Pictures do not belong in the copy. Return all of the entries exactly.

◆ Data in this exercise
· · · · · · ·

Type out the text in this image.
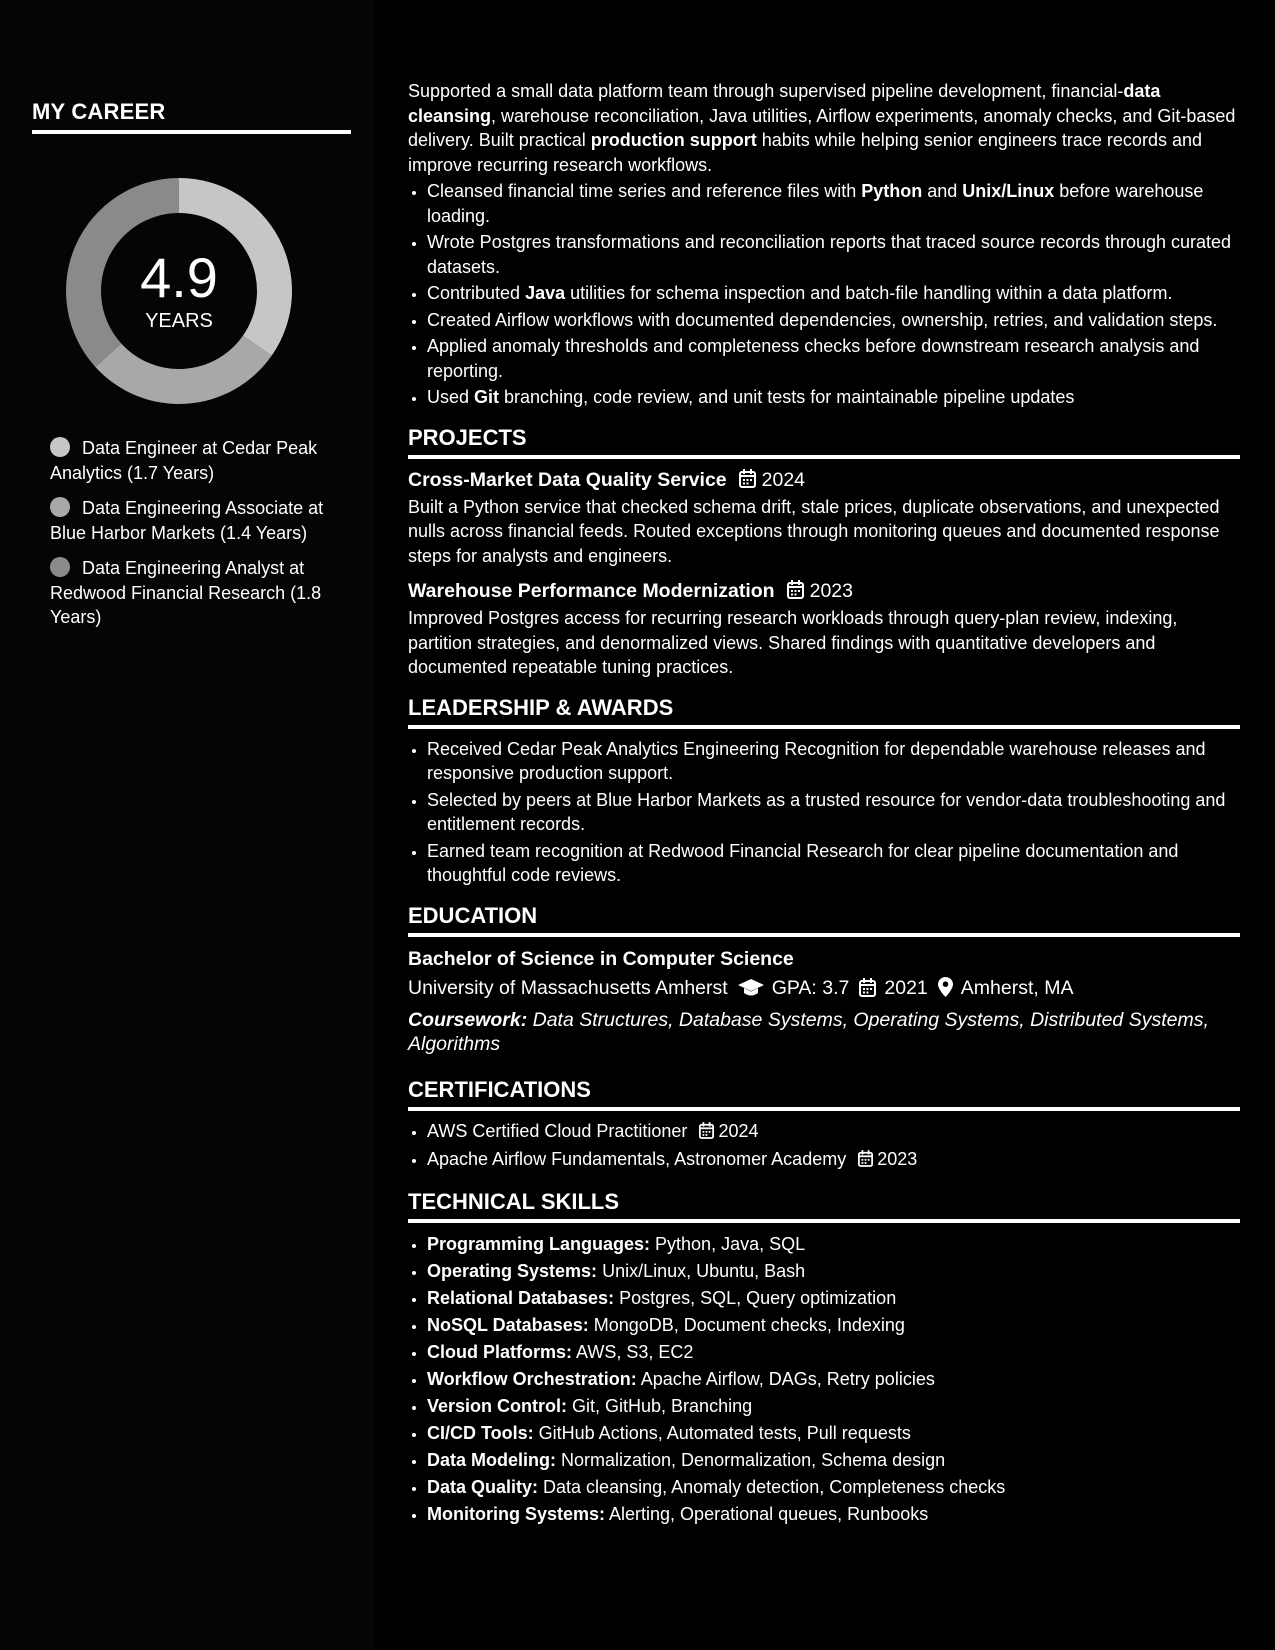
MY CAREER
4.9
YEARS
Data Engineer at Cedar Peak Analytics (1.7 Years)
Data Engineering Associate at Blue Harbor Markets (1.4 Years)
Data Engineering Analyst at Redwood Financial Research (1.8 Years)

Supported a small data platform team through supervised pipeline development, financial-data cleansing, warehouse reconciliation, Java utilities, Airflow experiments, anomaly checks, and Git-based delivery. Built practical production support habits while helping senior engineers trace records and improve recurring research workflows.

• Cleansed financial time series and reference files with Python and Unix/Linux before warehouse loading.
• Wrote Postgres transformations and reconciliation reports that traced source records through curated datasets.
• Contributed Java utilities for schema inspection and batch-file handling within a data platform.
• Created Airflow workflows with documented dependencies, ownership, retries, and validation steps.
• Applied anomaly thresholds and completeness checks before downstream research analysis and reporting.
• Used Git branching, code review, and unit tests for maintainable pipeline updates
PROJECTS
Cross-Market Data Quality Service 2024

Built a Python service that checked schema drift, stale prices, duplicate observations, and unexpected nulls across financial feeds. Routed exceptions through monitoring queues and documented response steps for analysts and engineers.

Warehouse Performance Modernization 2023

Improved Postgres access for recurring research workloads through query-plan review, indexing, partition strategies, and denormalized views. Shared findings with quantitative developers and documented repeatable tuning practices.

LEADERSHIP & AWARDS
• Received Cedar Peak Analytics Engineering Recognition for dependable warehouse releases and responsive production support.
• Selected by peers at Blue Harbor Markets as a trusted resource for vendor-data troubleshooting and entitlement records.
• Earned team recognition at Redwood Financial Research for clear pipeline documentation and thoughtful code reviews.
EDUCATION
Bachelor of Science in Computer Science
University of Massachusetts Amherst GPA: 3.7 2021 Amherst, MA
Coursework: Data Structures, Database Systems, Operating Systems, Distributed Systems, Algorithms
CERTIFICATIONS
• AWS Certified Cloud Practitioner 2024
• Apache Airflow Fundamentals, Astronomer Academy 2023
TECHNICAL SKILLS
• Programming Languages: Python, Java, SQL
• Operating Systems: Unix/Linux, Ubuntu, Bash
• Relational Databases: Postgres, SQL, Query optimization
• NoSQL Databases: MongoDB, Document checks, Indexing
• Cloud Platforms: AWS, S3, EC2
• Workflow Orchestration: Apache Airflow, DAGs, Retry policies
• Version Control: Git, GitHub, Branching
• CI/CD Tools: GitHub Actions, Automated tests, Pull requests
• Data Modeling: Normalization, Denormalization, Schema design
• Data Quality: Data cleansing, Anomaly detection, Completeness checks
• Monitoring Systems: Alerting, Operational queues, Runbooks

· · · · · · ·

◆ Answer below
Type out the text in this image.
MY CAREER
4.9
YEARS
Data Engineer at Cedar Peak Analytics (1.7 Years)
Data Engineering Associate at Blue Harbor Markets (1.4 Years)
Data Engineering Analyst at Redwood Financial Research (1.8 Years)

Supported a small data platform team through supervised pipeline development, financial-data cleansing, warehouse reconciliation, Java utilities, Airflow experiments, anomaly checks, and Git-based delivery. Built practical production support habits while helping senior engineers trace records and improve recurring research workflows.

• Cleansed financial time series and reference files with Python and Unix/Linux before warehouse loading.
• Wrote Postgres transformations and reconciliation reports that traced source records through curated datasets.
• Contributed Java utilities for schema inspection and batch-file handling within a data platform.
• Created Airflow workflows with documented dependencies, ownership, retries, and validation steps.
• Applied anomaly thresholds and completeness checks before downstream research analysis and reporting.
• Used Git branching, code review, and unit tests for maintainable pipeline updates
PROJECTS
Cross-Market Data Quality Service 2024

Built a Python service that checked schema drift, stale prices, duplicate observations, and unexpected nulls across financial feeds. Routed exceptions through monitoring queues and documented response steps for analysts and engineers.

Warehouse Performance Modernization 2023

Improved Postgres access for recurring research workloads through query-plan review, indexing, partition strategies, and denormalized views. Shared findings with quantitative developers and documented repeatable tuning practices.

LEADERSHIP & AWARDS
• Received Cedar Peak Analytics Engineering Recognition for dependable warehouse releases and responsive production support.
• Selected by peers at Blue Harbor Markets as a trusted resource for vendor-data troubleshooting and entitlement records.
• Earned team recognition at Redwood Financial Research for clear pipeline documentation and thoughtful code reviews.
EDUCATION
Bachelor of Science in Computer Science
University of Massachusetts Amherst GPA: 3.7 2021 Amherst, MA
Coursework: Data Structures, Database Systems, Operating Systems, Distributed Systems, Algorithms
CERTIFICATIONS
• AWS Certified Cloud Practitioner 2024
• Apache Airflow Fundamentals, Astronomer Academy 2023
TECHNICAL SKILLS
• Programming Languages: Python, Java, SQL
• Operating Systems: Unix/Linux, Ubuntu, Bash
• Relational Databases: Postgres, SQL, Query optimization
• NoSQL Databases: MongoDB, Document checks, Indexing
• Cloud Platforms: AWS, S3, EC2
• Workflow Orchestration: Apache Airflow, DAGs, Retry policies
• Version Control: Git, GitHub, Branching
• CI/CD Tools: GitHub Actions, Automated tests, Pull requests
• Data Modeling: Normalization, Denormalization, Schema design
• Data Quality: Data cleansing, Anomaly detection, Completeness checks
• Monitoring Systems: Alerting, Operational queues, Runbooks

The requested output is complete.